[Source data]
-- -- --
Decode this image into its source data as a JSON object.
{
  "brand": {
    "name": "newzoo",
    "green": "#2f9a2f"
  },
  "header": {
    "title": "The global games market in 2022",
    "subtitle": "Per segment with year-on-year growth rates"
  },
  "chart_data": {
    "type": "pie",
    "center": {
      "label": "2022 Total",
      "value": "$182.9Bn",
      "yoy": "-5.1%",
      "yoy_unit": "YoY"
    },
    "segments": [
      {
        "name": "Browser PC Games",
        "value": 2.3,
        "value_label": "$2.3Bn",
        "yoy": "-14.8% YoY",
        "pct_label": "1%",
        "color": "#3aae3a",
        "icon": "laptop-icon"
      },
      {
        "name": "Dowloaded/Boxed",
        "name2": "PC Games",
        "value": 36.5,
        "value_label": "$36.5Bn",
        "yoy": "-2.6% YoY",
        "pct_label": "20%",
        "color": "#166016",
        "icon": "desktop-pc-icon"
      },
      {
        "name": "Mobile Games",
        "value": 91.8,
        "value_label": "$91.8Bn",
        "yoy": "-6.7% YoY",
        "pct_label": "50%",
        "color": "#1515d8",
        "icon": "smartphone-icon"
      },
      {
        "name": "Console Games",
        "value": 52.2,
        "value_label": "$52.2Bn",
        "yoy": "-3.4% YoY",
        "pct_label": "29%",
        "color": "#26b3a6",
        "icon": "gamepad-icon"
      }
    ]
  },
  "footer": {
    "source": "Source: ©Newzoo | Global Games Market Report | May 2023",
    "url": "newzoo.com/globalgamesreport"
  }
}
-- -- --
» The request: Identify each line in the records above that contains the word "icon", and copy it out in full.

» Solved exercise:
        "icon": "laptop-icon"
        "icon": "desktop-pc-icon"
        "icon": "smartphone-icon"
        "icon": "gamepad-icon"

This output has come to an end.